### Written task
Quote all of the entries word for word.

Dataset items:
◆ ◆ ◆ ◆ ◆ ◆ ◆

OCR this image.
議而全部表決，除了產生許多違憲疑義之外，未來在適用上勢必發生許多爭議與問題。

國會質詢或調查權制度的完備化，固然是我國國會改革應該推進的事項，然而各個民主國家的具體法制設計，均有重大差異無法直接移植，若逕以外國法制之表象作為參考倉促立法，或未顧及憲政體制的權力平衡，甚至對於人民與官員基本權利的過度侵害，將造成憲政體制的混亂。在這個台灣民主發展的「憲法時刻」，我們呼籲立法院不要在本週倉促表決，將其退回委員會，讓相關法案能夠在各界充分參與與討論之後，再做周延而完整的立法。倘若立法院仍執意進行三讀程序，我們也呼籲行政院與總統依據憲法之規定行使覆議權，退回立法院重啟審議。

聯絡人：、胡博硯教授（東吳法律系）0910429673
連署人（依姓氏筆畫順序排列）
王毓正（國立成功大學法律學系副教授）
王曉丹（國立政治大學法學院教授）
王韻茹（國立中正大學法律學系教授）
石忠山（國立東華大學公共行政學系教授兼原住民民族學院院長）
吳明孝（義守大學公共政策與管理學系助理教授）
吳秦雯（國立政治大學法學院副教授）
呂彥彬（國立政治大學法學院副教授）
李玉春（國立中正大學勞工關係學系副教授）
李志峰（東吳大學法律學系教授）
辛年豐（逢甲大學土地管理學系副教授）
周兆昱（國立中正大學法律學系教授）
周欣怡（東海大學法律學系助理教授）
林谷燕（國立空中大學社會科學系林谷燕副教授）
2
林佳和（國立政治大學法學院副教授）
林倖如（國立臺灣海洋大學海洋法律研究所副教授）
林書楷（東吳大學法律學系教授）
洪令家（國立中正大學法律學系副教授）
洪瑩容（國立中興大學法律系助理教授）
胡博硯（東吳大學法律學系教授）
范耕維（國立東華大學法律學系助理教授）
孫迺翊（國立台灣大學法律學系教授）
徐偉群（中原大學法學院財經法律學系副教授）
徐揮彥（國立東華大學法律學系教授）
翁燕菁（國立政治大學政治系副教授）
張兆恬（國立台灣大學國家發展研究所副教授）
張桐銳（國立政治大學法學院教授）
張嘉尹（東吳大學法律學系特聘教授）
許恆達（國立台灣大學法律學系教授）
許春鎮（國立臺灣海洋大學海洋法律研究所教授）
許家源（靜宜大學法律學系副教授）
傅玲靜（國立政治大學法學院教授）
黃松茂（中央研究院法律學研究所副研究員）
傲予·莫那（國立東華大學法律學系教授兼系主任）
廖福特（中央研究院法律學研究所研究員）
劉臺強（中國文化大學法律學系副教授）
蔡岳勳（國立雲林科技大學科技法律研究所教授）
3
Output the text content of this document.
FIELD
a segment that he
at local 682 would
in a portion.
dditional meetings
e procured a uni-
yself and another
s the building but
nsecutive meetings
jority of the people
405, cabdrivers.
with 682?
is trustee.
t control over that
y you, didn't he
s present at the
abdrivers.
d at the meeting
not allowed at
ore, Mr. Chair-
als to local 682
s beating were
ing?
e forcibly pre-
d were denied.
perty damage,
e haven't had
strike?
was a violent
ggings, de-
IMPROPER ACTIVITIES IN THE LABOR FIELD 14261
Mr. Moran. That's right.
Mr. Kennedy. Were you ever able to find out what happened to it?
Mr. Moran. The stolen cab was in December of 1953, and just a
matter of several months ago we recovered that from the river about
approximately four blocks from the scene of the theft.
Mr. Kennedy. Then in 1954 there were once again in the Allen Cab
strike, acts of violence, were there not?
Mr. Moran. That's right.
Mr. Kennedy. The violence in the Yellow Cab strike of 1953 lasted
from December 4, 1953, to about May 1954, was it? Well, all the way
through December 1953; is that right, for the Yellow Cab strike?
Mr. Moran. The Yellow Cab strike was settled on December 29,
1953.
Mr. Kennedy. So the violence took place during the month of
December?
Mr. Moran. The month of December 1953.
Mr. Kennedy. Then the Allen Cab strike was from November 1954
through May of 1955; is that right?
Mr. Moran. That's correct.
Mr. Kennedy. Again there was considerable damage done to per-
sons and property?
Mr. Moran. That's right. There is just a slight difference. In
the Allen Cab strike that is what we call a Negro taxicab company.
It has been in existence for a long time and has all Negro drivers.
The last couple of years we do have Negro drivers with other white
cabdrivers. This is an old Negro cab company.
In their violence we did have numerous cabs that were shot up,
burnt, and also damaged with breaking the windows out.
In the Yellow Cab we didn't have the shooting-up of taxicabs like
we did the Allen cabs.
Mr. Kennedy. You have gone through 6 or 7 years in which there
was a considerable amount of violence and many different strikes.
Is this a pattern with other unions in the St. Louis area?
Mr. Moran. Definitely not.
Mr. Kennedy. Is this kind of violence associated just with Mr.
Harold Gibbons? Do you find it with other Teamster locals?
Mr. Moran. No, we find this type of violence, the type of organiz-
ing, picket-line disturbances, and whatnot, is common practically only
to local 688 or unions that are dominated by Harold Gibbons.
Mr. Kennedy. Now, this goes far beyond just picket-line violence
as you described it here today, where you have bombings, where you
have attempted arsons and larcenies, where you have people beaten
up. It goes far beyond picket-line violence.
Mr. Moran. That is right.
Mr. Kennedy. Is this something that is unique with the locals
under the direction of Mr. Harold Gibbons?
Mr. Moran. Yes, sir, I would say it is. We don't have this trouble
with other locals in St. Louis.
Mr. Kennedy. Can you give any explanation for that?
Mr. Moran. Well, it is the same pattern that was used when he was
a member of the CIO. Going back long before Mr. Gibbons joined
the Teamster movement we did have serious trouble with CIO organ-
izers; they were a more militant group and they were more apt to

◆ ◆ ◆ ◆ ◆ ◆ ◆

### Response below
OCR this image.
議而全部表決，除了產生許多違憲疑義之外，未來在適用上勢必發生許多爭議與問題。

國會質詢或調查權制度的完備化，固然是我國國會改革應該推進的事項，然而各個民主國家的具體法制設計，均有重大差異無法直接移植，若逕以外國法制之表象作為參考倉促立法，或未顧及憲政體制的權力平衡，甚至對於人民與官員基本權利的過度侵害，將造成憲政體制的混亂。在這個台灣民主發展的「憲法時刻」，我們呼籲立法院不要在本週倉促表決，將其退回委員會，讓相關法案能夠在各界充分參與與討論之後，再做周延而完整的立法。倘若立法院仍執意進行三讀程序，我們也呼籲行政院與總統依據憲法之規定行使覆議權，退回立法院重啟審議。

聯絡人：、胡博硯教授（東吳法律系）0910429673
連署人（依姓氏筆畫順序排列）
王毓正（國立成功大學法律學系副教授）
王曉丹（國立政治大學法學院教授）
王韻茹（國立中正大學法律學系教授）
石忠山（國立東華大學公共行政學系教授兼原住民民族學院院長）
吳明孝（義守大學公共政策與管理學系助理教授）
吳秦雯（國立政治大學法學院副教授）
呂彥彬（國立政治大學法學院副教授）
李玉春（國立中正大學勞工關係學系副教授）
李志峰（東吳大學法律學系教授）
辛年豐（逢甲大學土地管理學系副教授）
周兆昱（國立中正大學法律學系教授）
周欣怡（東海大學法律學系助理教授）
林谷燕（國立空中大學社會科學系林谷燕副教授）
2
林佳和（國立政治大學法學院副教授）
林倖如（國立臺灣海洋大學海洋法律研究所副教授）
林書楷（東吳大學法律學系教授）
洪令家（國立中正大學法律學系副教授）
洪瑩容（國立中興大學法律系助理教授）
胡博硯（東吳大學法律學系教授）
范耕維（國立東華大學法律學系助理教授）
孫迺翊（國立台灣大學法律學系教授）
徐偉群（中原大學法學院財經法律學系副教授）
徐揮彥（國立東華大學法律學系教授）
翁燕菁（國立政治大學政治系副教授）
張兆恬（國立台灣大學國家發展研究所副教授）
張桐銳（國立政治大學法學院教授）
張嘉尹（東吳大學法律學系特聘教授）
許恆達（國立台灣大學法律學系教授）
許春鎮（國立臺灣海洋大學海洋法律研究所教授）
許家源（靜宜大學法律學系副教授）
傅玲靜（國立政治大學法學院教授）
黃松茂（中央研究院法律學研究所副研究員）
傲予·莫那（國立東華大學法律學系教授兼系主任）
廖福特（中央研究院法律學研究所研究員）
劉臺強（中國文化大學法律學系副教授）
蔡岳勳（國立雲林科技大學科技法律研究所教授）
3
Output the text content of this document.
FIELD
a segment that he
at local 682 would
in a portion.
dditional meetings
e procured a uni-
yself and another
s the building but
nsecutive meetings
jority of the people
405, cabdrivers.
with 682?
is trustee.
t control over that
y you, didn't he
s present at the
abdrivers.
d at the meeting
not allowed at
ore, Mr. Chair-
als to local 682
s beating were
ing?
e forcibly pre-
d were denied.
perty damage,
e haven't had
strike?
was a violent
ggings, de-
IMPROPER ACTIVITIES IN THE LABOR FIELD 14261
Mr. Moran. That's right.
Mr. Kennedy. Were you ever able to find out what happened to it?
Mr. Moran. The stolen cab was in December of 1953, and just a
matter of several months ago we recovered that from the river about
approximately four blocks from the scene of the theft.
Mr. Kennedy. Then in 1954 there were once again in the Allen Cab
strike, acts of violence, were there not?
Mr. Moran. That's right.
Mr. Kennedy. The violence in the Yellow Cab strike of 1953 lasted
from December 4, 1953, to about May 1954, was it? Well, all the way
through December 1953; is that right, for the Yellow Cab strike?
Mr. Moran. The Yellow Cab strike was settled on December 29,
1953.
Mr. Kennedy. So the violence took place during the month of
December?
Mr. Moran. The month of December 1953.
Mr. Kennedy. Then the Allen Cab strike was from November 1954
through May of 1955; is that right?
Mr. Moran. That's correct.
Mr. Kennedy. Again there was considerable damage done to per-
sons and property?
Mr. Moran. That's right. There is just a slight difference. In
the Allen Cab strike that is what we call a Negro taxicab company.
It has been in existence for a long time and has all Negro drivers.
The last couple of years we do have Negro drivers with other white
cabdrivers. This is an old Negro cab company.
In their violence we did have numerous cabs that were shot up,
burnt, and also damaged with breaking the windows out.
In the Yellow Cab we didn't have the shooting-up of taxicabs like
we did the Allen cabs.
Mr. Kennedy. You have gone through 6 or 7 years in which there
was a considerable amount of violence and many different strikes.
Is this a pattern with other unions in the St. Louis area?
Mr. Moran. Definitely not.
Mr. Kennedy. Is this kind of violence associated just with Mr.
Harold Gibbons? Do you find it with other Teamster locals?
Mr. Moran. No, we find this type of violence, the type of organiz-
ing, picket-line disturbances, and whatnot, is common practically only
to local 688 or unions that are dominated by Harold Gibbons.
Mr. Kennedy. Now, this goes far beyond just picket-line violence
as you described it here today, where you have bombings, where you
have attempted arsons and larcenies, where you have people beaten
up. It goes far beyond picket-line violence.
Mr. Moran. That is right.
Mr. Kennedy. Is this something that is unique with the locals
under the direction of Mr. Harold Gibbons?
Mr. Moran. Yes, sir, I would say it is. We don't have this trouble
with other locals in St. Louis.
Mr. Kennedy. Can you give any explanation for that?
Mr. Moran. Well, it is the same pattern that was used when he was
a member of the CIO. Going back long before Mr. Gibbons joined
the Teamster movement we did have serious trouble with CIO organ-
izers; they were a more militant group and they were more apt to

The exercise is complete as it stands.